THE INPUT:
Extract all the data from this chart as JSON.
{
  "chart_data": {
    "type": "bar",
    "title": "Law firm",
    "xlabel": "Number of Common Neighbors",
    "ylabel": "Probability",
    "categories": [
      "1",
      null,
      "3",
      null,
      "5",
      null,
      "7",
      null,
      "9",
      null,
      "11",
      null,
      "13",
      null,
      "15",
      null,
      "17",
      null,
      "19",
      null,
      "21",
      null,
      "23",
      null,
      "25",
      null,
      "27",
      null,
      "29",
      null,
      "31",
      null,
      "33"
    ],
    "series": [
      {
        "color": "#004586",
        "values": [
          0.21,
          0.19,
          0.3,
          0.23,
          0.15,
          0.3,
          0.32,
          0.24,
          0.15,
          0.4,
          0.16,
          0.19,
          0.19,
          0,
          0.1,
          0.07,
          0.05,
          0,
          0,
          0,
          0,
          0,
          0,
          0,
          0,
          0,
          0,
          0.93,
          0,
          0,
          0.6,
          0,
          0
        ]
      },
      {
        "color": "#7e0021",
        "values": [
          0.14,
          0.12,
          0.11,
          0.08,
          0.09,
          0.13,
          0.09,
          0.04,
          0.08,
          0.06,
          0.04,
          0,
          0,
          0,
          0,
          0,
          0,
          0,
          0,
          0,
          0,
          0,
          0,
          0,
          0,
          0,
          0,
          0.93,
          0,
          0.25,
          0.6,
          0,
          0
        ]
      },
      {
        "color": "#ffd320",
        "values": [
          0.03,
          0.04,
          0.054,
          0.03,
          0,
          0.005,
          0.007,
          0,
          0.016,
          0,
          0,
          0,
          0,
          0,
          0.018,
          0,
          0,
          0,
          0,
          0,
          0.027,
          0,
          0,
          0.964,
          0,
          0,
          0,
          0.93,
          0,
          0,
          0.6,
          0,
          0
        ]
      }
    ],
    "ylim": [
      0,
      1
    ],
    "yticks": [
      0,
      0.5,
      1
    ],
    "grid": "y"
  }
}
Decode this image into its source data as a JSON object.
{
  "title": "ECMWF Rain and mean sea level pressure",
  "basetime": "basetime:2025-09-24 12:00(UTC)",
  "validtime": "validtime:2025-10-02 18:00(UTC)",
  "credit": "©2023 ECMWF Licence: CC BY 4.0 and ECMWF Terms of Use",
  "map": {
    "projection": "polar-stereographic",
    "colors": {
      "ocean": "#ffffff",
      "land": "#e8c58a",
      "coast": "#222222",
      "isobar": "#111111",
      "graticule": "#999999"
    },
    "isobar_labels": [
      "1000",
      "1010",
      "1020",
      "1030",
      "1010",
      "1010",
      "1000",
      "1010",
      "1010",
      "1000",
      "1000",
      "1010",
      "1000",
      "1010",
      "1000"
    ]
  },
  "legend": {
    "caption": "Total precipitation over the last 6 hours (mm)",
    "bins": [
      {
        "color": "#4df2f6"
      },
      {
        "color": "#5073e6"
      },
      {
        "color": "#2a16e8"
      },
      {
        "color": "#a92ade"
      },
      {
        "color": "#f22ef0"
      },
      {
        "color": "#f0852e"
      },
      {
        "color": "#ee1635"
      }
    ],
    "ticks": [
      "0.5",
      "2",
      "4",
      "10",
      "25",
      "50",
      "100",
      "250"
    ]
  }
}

YOUR OBJECTIVE:
Pull out each record as written and restate it exactly.

ANSWER IN FULL:
Extract all the data from this chart as JSON.
{
  "chart_data": {
    "type": "bar",
    "title": "Law firm",
    "xlabel": "Number of Common Neighbors",
    "ylabel": "Probability",
    "categories": [
      "1",
      null,
      "3",
      null,
      "5",
      null,
      "7",
      null,
      "9",
      null,
      "11",
      null,
      "13",
      null,
      "15",
      null,
      "17",
      null,
      "19",
      null,
      "21",
      null,
      "23",
      null,
      "25",
      null,
      "27",
      null,
      "29",
      null,
      "31",
      null,
      "33"
    ],
    "series": [
      {
        "color": "#004586",
        "values": [
          0.21,
          0.19,
          0.3,
          0.23,
          0.15,
          0.3,
          0.32,
          0.24,
          0.15,
          0.4,
          0.16,
          0.19,
          0.19,
          0,
          0.1,
          0.07,
          0.05,
          0,
          0,
          0,
          0,
          0,
          0,
          0,
          0,
          0,
          0,
          0.93,
          0,
          0,
          0.6,
          0,
          0
        ]
      },
      {
        "color": "#7e0021",
        "values": [
          0.14,
          0.12,
          0.11,
          0.08,
          0.09,
          0.13,
          0.09,
          0.04,
          0.08,
          0.06,
          0.04,
          0,
          0,
          0,
          0,
          0,
          0,
          0,
          0,
          0,
          0,
          0,
          0,
          0,
          0,
          0,
          0,
          0.93,
          0,
          0.25,
          0.6,
          0,
          0
        ]
      },
      {
        "color": "#ffd320",
        "values": [
          0.03,
          0.04,
          0.054,
          0.03,
          0,
          0.005,
          0.007,
          0,
          0.016,
          0,
          0,
          0,
          0,
          0,
          0.018,
          0,
          0,
          0,
          0,
          0,
          0.027,
          0,
          0,
          0.964,
          0,
          0,
          0,
          0.93,
          0,
          0,
          0.6,
          0,
          0
        ]
      }
    ],
    "ylim": [
      0,
      1
    ],
    "yticks": [
      0,
      0.5,
      1
    ],
    "grid": "y"
  }
}
Decode this image into its source data as a JSON object.
{
  "title": "ECMWF Rain and mean sea level pressure",
  "basetime": "basetime:2025-09-24 12:00(UTC)",
  "validtime": "validtime:2025-10-02 18:00(UTC)",
  "credit": "©2023 ECMWF Licence: CC BY 4.0 and ECMWF Terms of Use",
  "map": {
    "projection": "polar-stereographic",
    "colors": {
      "ocean": "#ffffff",
      "land": "#e8c58a",
      "coast": "#222222",
      "isobar": "#111111",
      "graticule": "#999999"
    },
    "isobar_labels": [
      "1000",
      "1010",
      "1020",
      "1030",
      "1010",
      "1010",
      "1000",
      "1010",
      "1010",
      "1000",
      "1000",
      "1010",
      "1000",
      "1010",
      "1000"
    ]
  },
  "legend": {
    "caption": "Total precipitation over the last 6 hours (mm)",
    "bins": [
      {
        "color": "#4df2f6"
      },
      {
        "color": "#5073e6"
      },
      {
        "color": "#2a16e8"
      },
      {
        "color": "#a92ade"
      },
      {
        "color": "#f22ef0"
      },
      {
        "color": "#f0852e"
      },
      {
        "color": "#ee1635"
      }
    ],
    "ticks": [
      "0.5",
      "2",
      "4",
      "10",
      "25",
      "50",
      "100",
      "250"
    ]
  }
}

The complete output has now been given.